● Exercise directions
Work out how many lines hold the string "Positive". Give that number and nothing more.

● Recorded information
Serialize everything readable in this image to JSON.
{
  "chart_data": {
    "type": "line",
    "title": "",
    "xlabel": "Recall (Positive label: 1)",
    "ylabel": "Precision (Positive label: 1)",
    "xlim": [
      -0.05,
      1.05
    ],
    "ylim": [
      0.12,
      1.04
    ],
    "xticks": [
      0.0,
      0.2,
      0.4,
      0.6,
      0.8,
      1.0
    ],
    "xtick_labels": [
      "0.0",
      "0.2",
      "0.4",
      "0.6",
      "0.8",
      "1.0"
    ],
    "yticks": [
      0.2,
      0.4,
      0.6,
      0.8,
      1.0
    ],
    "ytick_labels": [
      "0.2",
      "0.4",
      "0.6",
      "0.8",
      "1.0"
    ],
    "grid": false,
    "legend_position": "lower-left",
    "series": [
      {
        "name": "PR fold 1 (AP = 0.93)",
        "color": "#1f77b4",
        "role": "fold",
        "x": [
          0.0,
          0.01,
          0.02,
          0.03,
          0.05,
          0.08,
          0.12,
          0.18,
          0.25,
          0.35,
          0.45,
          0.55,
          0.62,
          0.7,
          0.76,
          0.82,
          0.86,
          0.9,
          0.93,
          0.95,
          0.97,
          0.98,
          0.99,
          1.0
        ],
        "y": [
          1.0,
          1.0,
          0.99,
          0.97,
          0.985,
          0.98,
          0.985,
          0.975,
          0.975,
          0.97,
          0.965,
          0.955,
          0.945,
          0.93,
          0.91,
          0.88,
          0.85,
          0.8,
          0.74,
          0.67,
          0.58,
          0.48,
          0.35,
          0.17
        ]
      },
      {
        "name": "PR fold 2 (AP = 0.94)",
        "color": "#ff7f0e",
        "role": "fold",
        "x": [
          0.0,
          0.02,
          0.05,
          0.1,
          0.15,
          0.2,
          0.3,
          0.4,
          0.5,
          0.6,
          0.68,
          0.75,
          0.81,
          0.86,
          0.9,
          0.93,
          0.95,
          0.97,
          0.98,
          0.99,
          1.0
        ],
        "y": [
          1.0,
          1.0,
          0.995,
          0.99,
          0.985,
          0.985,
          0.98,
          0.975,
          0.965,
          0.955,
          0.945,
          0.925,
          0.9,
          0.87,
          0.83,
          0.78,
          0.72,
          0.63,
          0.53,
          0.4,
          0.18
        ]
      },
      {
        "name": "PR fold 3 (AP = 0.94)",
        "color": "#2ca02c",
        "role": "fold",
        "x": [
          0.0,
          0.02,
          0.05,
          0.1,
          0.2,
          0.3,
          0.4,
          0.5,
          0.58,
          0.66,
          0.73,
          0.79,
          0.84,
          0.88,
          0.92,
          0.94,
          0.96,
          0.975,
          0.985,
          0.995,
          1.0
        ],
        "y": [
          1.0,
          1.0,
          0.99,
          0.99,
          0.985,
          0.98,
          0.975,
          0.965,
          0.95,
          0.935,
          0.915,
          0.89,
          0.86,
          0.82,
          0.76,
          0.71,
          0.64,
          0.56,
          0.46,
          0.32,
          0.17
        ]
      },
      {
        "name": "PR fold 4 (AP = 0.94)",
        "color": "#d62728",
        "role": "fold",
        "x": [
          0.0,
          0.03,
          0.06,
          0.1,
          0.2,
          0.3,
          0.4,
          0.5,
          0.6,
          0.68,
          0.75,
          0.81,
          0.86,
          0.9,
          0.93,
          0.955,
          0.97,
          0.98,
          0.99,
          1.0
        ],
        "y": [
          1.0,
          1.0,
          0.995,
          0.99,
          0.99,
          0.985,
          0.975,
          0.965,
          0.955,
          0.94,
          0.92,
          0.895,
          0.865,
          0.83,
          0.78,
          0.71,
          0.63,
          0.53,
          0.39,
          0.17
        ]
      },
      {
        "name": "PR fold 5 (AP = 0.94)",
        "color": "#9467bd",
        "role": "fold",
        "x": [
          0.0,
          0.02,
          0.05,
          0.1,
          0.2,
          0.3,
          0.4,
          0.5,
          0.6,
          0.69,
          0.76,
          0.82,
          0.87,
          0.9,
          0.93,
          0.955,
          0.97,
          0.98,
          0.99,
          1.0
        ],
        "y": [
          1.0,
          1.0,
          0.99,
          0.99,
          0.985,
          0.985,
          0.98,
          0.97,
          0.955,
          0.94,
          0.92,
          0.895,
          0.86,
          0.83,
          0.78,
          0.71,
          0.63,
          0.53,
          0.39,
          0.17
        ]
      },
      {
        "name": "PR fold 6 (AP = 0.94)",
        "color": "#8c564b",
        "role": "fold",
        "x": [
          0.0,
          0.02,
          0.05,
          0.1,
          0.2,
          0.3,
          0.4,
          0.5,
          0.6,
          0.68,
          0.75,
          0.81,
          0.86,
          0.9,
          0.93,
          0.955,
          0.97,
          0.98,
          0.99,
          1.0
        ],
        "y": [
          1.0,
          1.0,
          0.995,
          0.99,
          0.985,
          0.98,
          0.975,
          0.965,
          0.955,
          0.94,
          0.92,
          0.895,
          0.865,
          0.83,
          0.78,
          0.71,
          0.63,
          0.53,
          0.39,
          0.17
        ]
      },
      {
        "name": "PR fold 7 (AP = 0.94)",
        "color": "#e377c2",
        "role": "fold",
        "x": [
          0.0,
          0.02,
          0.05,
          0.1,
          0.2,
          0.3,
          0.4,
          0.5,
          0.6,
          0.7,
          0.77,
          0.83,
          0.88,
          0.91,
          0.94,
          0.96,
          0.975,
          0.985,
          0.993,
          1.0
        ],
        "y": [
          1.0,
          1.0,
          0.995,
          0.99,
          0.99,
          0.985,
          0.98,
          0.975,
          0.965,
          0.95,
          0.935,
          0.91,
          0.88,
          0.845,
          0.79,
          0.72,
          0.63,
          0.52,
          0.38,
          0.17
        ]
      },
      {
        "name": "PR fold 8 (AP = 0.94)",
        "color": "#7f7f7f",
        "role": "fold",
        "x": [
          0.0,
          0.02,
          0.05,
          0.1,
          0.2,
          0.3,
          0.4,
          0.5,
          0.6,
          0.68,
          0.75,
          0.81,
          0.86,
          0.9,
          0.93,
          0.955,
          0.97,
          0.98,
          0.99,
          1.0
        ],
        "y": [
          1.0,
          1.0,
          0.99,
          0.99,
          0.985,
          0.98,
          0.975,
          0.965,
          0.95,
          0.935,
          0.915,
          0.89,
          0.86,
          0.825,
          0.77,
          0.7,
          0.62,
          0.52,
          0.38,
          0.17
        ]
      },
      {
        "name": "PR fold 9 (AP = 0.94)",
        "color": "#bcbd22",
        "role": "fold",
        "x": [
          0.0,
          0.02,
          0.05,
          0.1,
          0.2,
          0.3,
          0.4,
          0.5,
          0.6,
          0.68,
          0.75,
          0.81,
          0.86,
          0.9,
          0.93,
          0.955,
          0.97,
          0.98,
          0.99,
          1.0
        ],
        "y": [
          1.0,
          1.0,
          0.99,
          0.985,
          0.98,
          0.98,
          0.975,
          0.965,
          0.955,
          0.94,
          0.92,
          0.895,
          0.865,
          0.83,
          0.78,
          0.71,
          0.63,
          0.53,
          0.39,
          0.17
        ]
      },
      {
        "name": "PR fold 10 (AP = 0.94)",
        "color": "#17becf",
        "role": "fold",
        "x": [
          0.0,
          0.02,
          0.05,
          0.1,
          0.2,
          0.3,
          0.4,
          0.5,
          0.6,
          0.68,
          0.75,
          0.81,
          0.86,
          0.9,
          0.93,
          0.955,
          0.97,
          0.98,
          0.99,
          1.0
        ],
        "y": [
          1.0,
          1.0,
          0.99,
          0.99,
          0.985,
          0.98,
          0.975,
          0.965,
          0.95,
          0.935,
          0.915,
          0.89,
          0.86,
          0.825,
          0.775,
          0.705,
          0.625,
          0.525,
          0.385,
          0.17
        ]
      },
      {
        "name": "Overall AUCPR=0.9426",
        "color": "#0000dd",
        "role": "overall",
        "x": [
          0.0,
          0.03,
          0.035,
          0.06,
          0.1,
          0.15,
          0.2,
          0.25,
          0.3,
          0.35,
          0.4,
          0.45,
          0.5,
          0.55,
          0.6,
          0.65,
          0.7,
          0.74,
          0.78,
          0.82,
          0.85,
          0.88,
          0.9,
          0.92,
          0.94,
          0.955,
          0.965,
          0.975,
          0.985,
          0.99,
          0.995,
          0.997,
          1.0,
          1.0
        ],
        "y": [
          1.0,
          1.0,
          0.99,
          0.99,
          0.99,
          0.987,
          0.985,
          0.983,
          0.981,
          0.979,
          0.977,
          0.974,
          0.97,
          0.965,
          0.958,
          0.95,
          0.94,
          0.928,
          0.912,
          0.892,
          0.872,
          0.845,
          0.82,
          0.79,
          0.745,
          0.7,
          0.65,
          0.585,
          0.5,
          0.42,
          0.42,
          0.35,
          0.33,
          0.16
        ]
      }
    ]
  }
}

● Task result
2